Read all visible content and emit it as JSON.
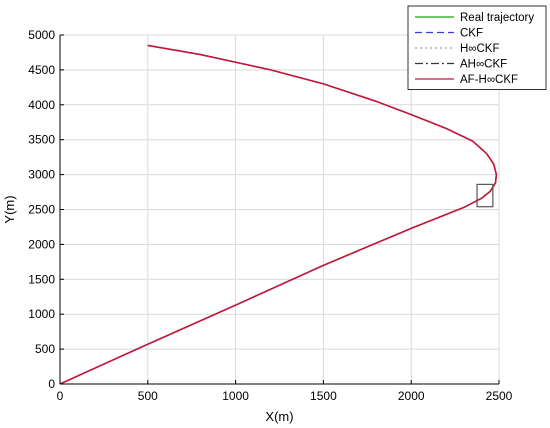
{
  "chart_data": {
    "type": "line",
    "xlabel": "X(m)",
    "ylabel": "Y(m)",
    "xlim": [
      0,
      2500
    ],
    "ylim": [
      0,
      5000
    ],
    "xticks": [
      0,
      500,
      1000,
      1500,
      2000,
      2500
    ],
    "yticks": [
      0,
      500,
      1000,
      1500,
      2000,
      2500,
      3000,
      3500,
      4000,
      4500,
      5000
    ],
    "grid": true,
    "legend_position": "top-right",
    "series": [
      {
        "name": "Real trajectory",
        "color": "#1aa01a",
        "style": "solid",
        "x": [
          0,
          500,
          1000,
          1500,
          2000,
          2300,
          2400,
          2450,
          2480,
          2485,
          2470,
          2430,
          2350,
          2200,
          2000,
          1800,
          1500,
          1200,
          1000,
          800,
          500
        ],
        "y": [
          0,
          570,
          1130,
          1700,
          2230,
          2530,
          2660,
          2760,
          2880,
          3000,
          3150,
          3300,
          3480,
          3660,
          3860,
          4050,
          4300,
          4500,
          4610,
          4720,
          4850
        ]
      },
      {
        "name": "CKF",
        "color": "#3b3bd6",
        "style": "dashed",
        "x": [
          0,
          500,
          1000,
          1500,
          2000,
          2300,
          2400,
          2450,
          2480,
          2485,
          2470,
          2430,
          2350,
          2200,
          2000,
          1800,
          1500,
          1200,
          1000,
          800,
          500
        ],
        "y": [
          0,
          570,
          1130,
          1700,
          2230,
          2530,
          2660,
          2760,
          2880,
          3000,
          3150,
          3300,
          3480,
          3660,
          3860,
          4050,
          4300,
          4500,
          4610,
          4720,
          4850
        ]
      },
      {
        "name": "H∞CKF",
        "color": "#9a9a9a",
        "style": "dotted",
        "x": [
          0,
          500,
          1000,
          1500,
          2000,
          2300,
          2400,
          2450,
          2480,
          2485,
          2470,
          2430,
          2350,
          2200,
          2000,
          1800,
          1500,
          1200,
          1000,
          800,
          500
        ],
        "y": [
          0,
          570,
          1130,
          1700,
          2230,
          2530,
          2660,
          2760,
          2880,
          3000,
          3150,
          3300,
          3480,
          3660,
          3860,
          4050,
          4300,
          4500,
          4610,
          4720,
          4850
        ]
      },
      {
        "name": "AH∞CKF",
        "color": "#333333",
        "style": "dashdot",
        "x": [
          0,
          500,
          1000,
          1500,
          2000,
          2300,
          2400,
          2450,
          2480,
          2485,
          2470,
          2430,
          2350,
          2200,
          2000,
          1800,
          1500,
          1200,
          1000,
          800,
          500
        ],
        "y": [
          0,
          570,
          1130,
          1700,
          2230,
          2530,
          2660,
          2760,
          2880,
          3000,
          3150,
          3300,
          3480,
          3660,
          3860,
          4050,
          4300,
          4500,
          4610,
          4720,
          4850
        ]
      },
      {
        "name": "AF-H∞CKF",
        "color": "#c4183c",
        "style": "solid",
        "x": [
          0,
          500,
          1000,
          1500,
          2000,
          2300,
          2400,
          2450,
          2480,
          2485,
          2470,
          2430,
          2350,
          2200,
          2000,
          1800,
          1500,
          1200,
          1000,
          800,
          500
        ],
        "y": [
          0,
          570,
          1130,
          1700,
          2230,
          2530,
          2660,
          2760,
          2880,
          3000,
          3150,
          3300,
          3480,
          3660,
          3860,
          4050,
          4300,
          4500,
          4610,
          4720,
          4850
        ]
      }
    ],
    "zoom_box": {
      "x": [
        2375,
        2465
      ],
      "y": [
        2540,
        2860
      ]
    }
  }
}
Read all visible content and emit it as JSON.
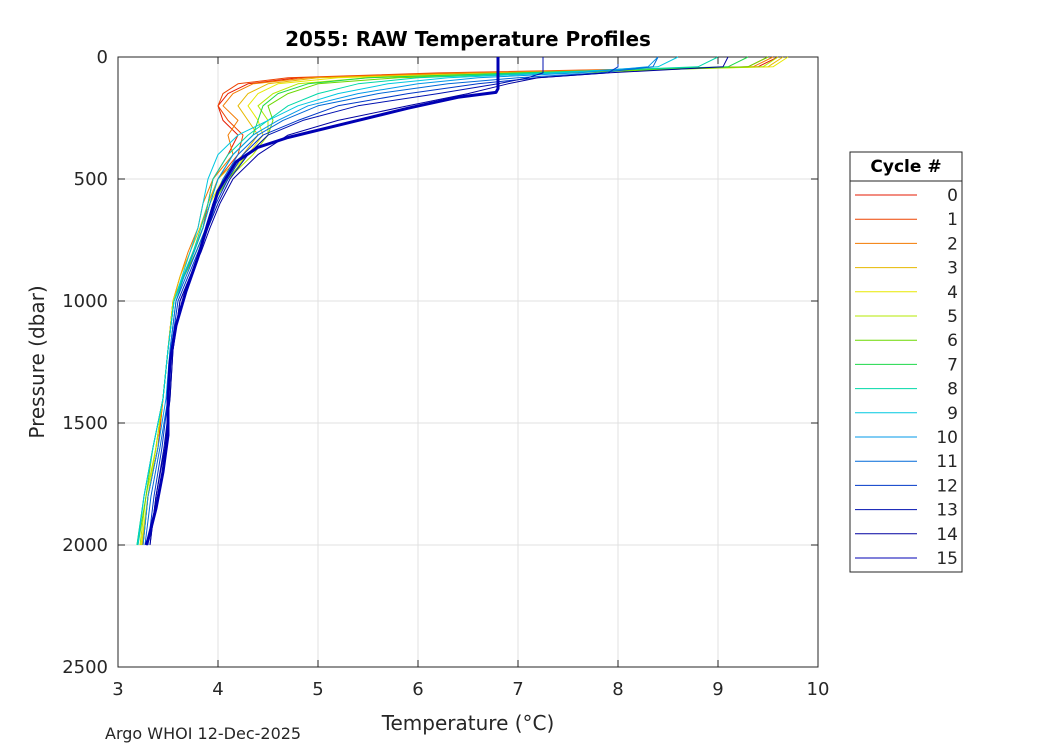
{
  "chart_data": {
    "type": "line",
    "title": "2055: RAW Temperature Profiles",
    "xlabel": "Temperature (°C)",
    "ylabel": "Pressure (dbar)",
    "xlim": [
      3,
      10
    ],
    "ylim": [
      0,
      2500
    ],
    "y_reversed": true,
    "grid": true,
    "xticks": [
      3,
      4,
      5,
      6,
      7,
      8,
      9,
      10
    ],
    "yticks": [
      0,
      500,
      1000,
      1500,
      2000,
      2500
    ],
    "legend": {
      "title": "Cycle #",
      "placement": "east-outside"
    },
    "series": [
      {
        "name": "0",
        "color": "#e61a00",
        "width": 1,
        "x": [
          9.6,
          9.4,
          6.5,
          4.8,
          4.3,
          4.1,
          4.0,
          4.05,
          4.2,
          4.1,
          3.95,
          3.9,
          3.85,
          3.75,
          3.65,
          3.55,
          3.5,
          3.45,
          3.4,
          3.3,
          3.25
        ],
        "p": [
          0,
          40,
          65,
          85,
          110,
          150,
          200,
          260,
          320,
          400,
          500,
          600,
          700,
          800,
          900,
          1000,
          1200,
          1400,
          1600,
          1800,
          2000
        ]
      },
      {
        "name": "1",
        "color": "#ee4300",
        "width": 1,
        "x": [
          9.5,
          9.3,
          6.2,
          4.7,
          4.2,
          4.05,
          4.0,
          4.1,
          4.25,
          4.2,
          4.0,
          3.9,
          3.85,
          3.75,
          3.65,
          3.55,
          3.5,
          3.45,
          3.4,
          3.3,
          3.25
        ],
        "p": [
          0,
          40,
          65,
          85,
          110,
          150,
          200,
          260,
          320,
          400,
          500,
          600,
          700,
          800,
          900,
          1000,
          1200,
          1400,
          1600,
          1800,
          2000
        ]
      },
      {
        "name": "2",
        "color": "#f27a00",
        "width": 1,
        "x": [
          9.55,
          9.35,
          6.4,
          4.9,
          4.35,
          4.15,
          4.05,
          4.2,
          4.1,
          4.15,
          3.95,
          3.85,
          3.8,
          3.7,
          3.62,
          3.55,
          3.5,
          3.45,
          3.38,
          3.3,
          3.25
        ],
        "p": [
          0,
          40,
          65,
          85,
          110,
          150,
          200,
          260,
          320,
          400,
          500,
          600,
          700,
          800,
          900,
          1000,
          1200,
          1400,
          1600,
          1800,
          2000
        ]
      },
      {
        "name": "3",
        "color": "#e6b800",
        "width": 1,
        "x": [
          9.65,
          9.5,
          6.8,
          5.0,
          4.5,
          4.3,
          4.2,
          4.3,
          4.4,
          4.25,
          4.0,
          3.9,
          3.82,
          3.72,
          3.62,
          3.55,
          3.5,
          3.45,
          3.38,
          3.3,
          3.24
        ],
        "p": [
          0,
          40,
          65,
          85,
          110,
          150,
          200,
          260,
          320,
          400,
          500,
          600,
          700,
          800,
          900,
          1000,
          1200,
          1400,
          1600,
          1800,
          2000
        ]
      },
      {
        "name": "4",
        "color": "#e8e800",
        "width": 1,
        "x": [
          9.7,
          9.55,
          7.0,
          5.2,
          4.6,
          4.4,
          4.3,
          4.4,
          4.45,
          4.3,
          4.05,
          3.92,
          3.85,
          3.75,
          3.65,
          3.55,
          3.5,
          3.45,
          3.38,
          3.3,
          3.23
        ],
        "p": [
          0,
          40,
          65,
          85,
          110,
          150,
          200,
          260,
          320,
          400,
          500,
          600,
          700,
          800,
          900,
          1000,
          1200,
          1400,
          1600,
          1800,
          2000
        ]
      },
      {
        "name": "5",
        "color": "#b4e800",
        "width": 1,
        "x": [
          9.6,
          9.45,
          7.2,
          5.5,
          4.8,
          4.55,
          4.4,
          4.5,
          4.5,
          4.35,
          4.1,
          3.95,
          3.88,
          3.78,
          3.66,
          3.56,
          3.5,
          3.45,
          3.38,
          3.28,
          3.22
        ],
        "p": [
          0,
          40,
          65,
          85,
          110,
          150,
          200,
          260,
          320,
          400,
          500,
          600,
          700,
          800,
          900,
          1000,
          1200,
          1400,
          1600,
          1800,
          2000
        ]
      },
      {
        "name": "6",
        "color": "#6cd800",
        "width": 1,
        "x": [
          9.5,
          9.3,
          7.5,
          5.8,
          5.0,
          4.7,
          4.5,
          4.55,
          4.5,
          4.3,
          4.1,
          3.95,
          3.88,
          3.78,
          3.66,
          3.56,
          3.5,
          3.45,
          3.35,
          3.28,
          3.2
        ],
        "p": [
          0,
          40,
          65,
          85,
          110,
          150,
          200,
          260,
          320,
          400,
          500,
          600,
          700,
          800,
          900,
          1000,
          1200,
          1400,
          1600,
          1800,
          2000
        ]
      },
      {
        "name": "7",
        "color": "#1ed84a",
        "width": 1,
        "x": [
          9.3,
          9.1,
          7.0,
          5.5,
          4.9,
          4.6,
          4.45,
          4.4,
          4.35,
          4.15,
          4.0,
          3.92,
          3.85,
          3.76,
          3.66,
          3.56,
          3.5,
          3.45,
          3.35,
          3.26,
          3.19
        ],
        "p": [
          0,
          40,
          65,
          85,
          110,
          150,
          200,
          260,
          320,
          400,
          500,
          600,
          700,
          800,
          900,
          1000,
          1200,
          1400,
          1600,
          1800,
          2000
        ]
      },
      {
        "name": "8",
        "color": "#00d8a8",
        "width": 1,
        "x": [
          9.0,
          8.8,
          7.2,
          6.0,
          5.4,
          5.0,
          4.7,
          4.5,
          4.3,
          4.1,
          3.95,
          3.9,
          3.83,
          3.75,
          3.65,
          3.56,
          3.5,
          3.45,
          3.35,
          3.26,
          3.19
        ],
        "p": [
          0,
          40,
          65,
          85,
          110,
          150,
          200,
          260,
          320,
          400,
          500,
          600,
          700,
          800,
          900,
          1000,
          1200,
          1400,
          1600,
          1800,
          2000
        ]
      },
      {
        "name": "9",
        "color": "#00c8e0",
        "width": 1,
        "x": [
          8.6,
          8.4,
          7.4,
          6.3,
          5.7,
          5.2,
          4.8,
          4.5,
          4.2,
          4.0,
          3.9,
          3.85,
          3.8,
          3.72,
          3.64,
          3.56,
          3.5,
          3.45,
          3.35,
          3.26,
          3.2
        ],
        "p": [
          0,
          40,
          65,
          85,
          110,
          150,
          200,
          260,
          320,
          400,
          500,
          600,
          700,
          800,
          900,
          1000,
          1200,
          1400,
          1600,
          1800,
          2000
        ]
      },
      {
        "name": "10",
        "color": "#0098e8",
        "width": 1,
        "x": [
          8.4,
          8.3,
          7.6,
          6.6,
          6.0,
          5.4,
          4.9,
          4.6,
          4.35,
          4.15,
          4.0,
          3.92,
          3.85,
          3.76,
          3.66,
          3.58,
          3.52,
          3.48,
          3.4,
          3.3,
          3.25
        ],
        "p": [
          0,
          40,
          65,
          85,
          110,
          150,
          200,
          260,
          320,
          400,
          500,
          600,
          700,
          800,
          900,
          1000,
          1200,
          1400,
          1600,
          1800,
          2000
        ]
      },
      {
        "name": "11",
        "color": "#0068d8",
        "width": 1,
        "x": [
          8.4,
          8.35,
          7.8,
          7.0,
          6.3,
          5.6,
          5.0,
          4.65,
          4.4,
          4.2,
          4.05,
          3.95,
          3.88,
          3.78,
          3.68,
          3.58,
          3.52,
          3.5,
          3.42,
          3.33,
          3.27
        ],
        "p": [
          0,
          40,
          65,
          85,
          110,
          150,
          200,
          260,
          320,
          400,
          500,
          600,
          700,
          800,
          900,
          1000,
          1200,
          1400,
          1600,
          1800,
          2000
        ]
      },
      {
        "name": "12",
        "color": "#0038c8",
        "width": 1,
        "x": [
          8.0,
          8.0,
          7.9,
          7.2,
          6.6,
          5.9,
          5.2,
          4.8,
          4.45,
          4.25,
          4.1,
          3.98,
          3.9,
          3.8,
          3.7,
          3.6,
          3.53,
          3.5,
          3.44,
          3.36,
          3.3
        ],
        "p": [
          0,
          40,
          65,
          85,
          110,
          150,
          200,
          260,
          320,
          400,
          500,
          600,
          700,
          800,
          900,
          1000,
          1200,
          1400,
          1600,
          1800,
          2000
        ]
      },
      {
        "name": "13",
        "color": "#0010b0",
        "width": 1,
        "x": [
          7.25,
          7.25,
          7.25,
          7.1,
          6.8,
          6.2,
          5.4,
          4.85,
          4.5,
          4.3,
          4.12,
          4.0,
          3.9,
          3.82,
          3.72,
          3.62,
          3.55,
          3.52,
          3.46,
          3.38,
          3.32
        ],
        "p": [
          0,
          40,
          65,
          85,
          110,
          150,
          200,
          260,
          320,
          400,
          500,
          600,
          700,
          800,
          900,
          1000,
          1200,
          1400,
          1600,
          1800,
          2000
        ]
      },
      {
        "name": "14",
        "color": "#0000a0",
        "width": 1,
        "x": [
          9.1,
          9.05,
          7.9,
          7.2,
          6.9,
          6.5,
          5.9,
          5.2,
          4.7,
          4.4,
          4.15,
          4.02,
          3.92,
          3.83,
          3.72,
          3.62,
          3.55,
          3.52,
          3.47,
          3.38,
          3.32
        ],
        "p": [
          0,
          40,
          65,
          85,
          110,
          150,
          200,
          260,
          320,
          400,
          500,
          600,
          700,
          800,
          900,
          1000,
          1200,
          1400,
          1600,
          1800,
          2000
        ]
      },
      {
        "name": "15",
        "color": "#0000b4",
        "width": 3,
        "x": [
          6.8,
          6.8,
          6.8,
          6.8,
          6.8,
          6.78,
          6.4,
          5.9,
          5.2,
          4.7,
          4.4,
          4.18,
          4.0,
          3.9,
          3.8,
          3.68,
          3.58,
          3.52,
          3.5,
          3.5,
          3.45,
          3.38,
          3.3,
          3.28
        ],
        "p": [
          0,
          20,
          60,
          100,
          130,
          145,
          165,
          210,
          280,
          330,
          370,
          430,
          550,
          680,
          820,
          960,
          1100,
          1250,
          1400,
          1550,
          1700,
          1850,
          1980,
          2000
        ]
      }
    ]
  },
  "footer": {
    "text": "Argo WHOI 12-Dec-2025"
  }
}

-=-=-

> _Task statement_: Where a line in the material contains "style", copy that line.

> _Output of the exercise_:
        "style": "solid",
        "style": "dashed",
        "style": "dotted",
        "style": "dashdot",
        "style": "solid",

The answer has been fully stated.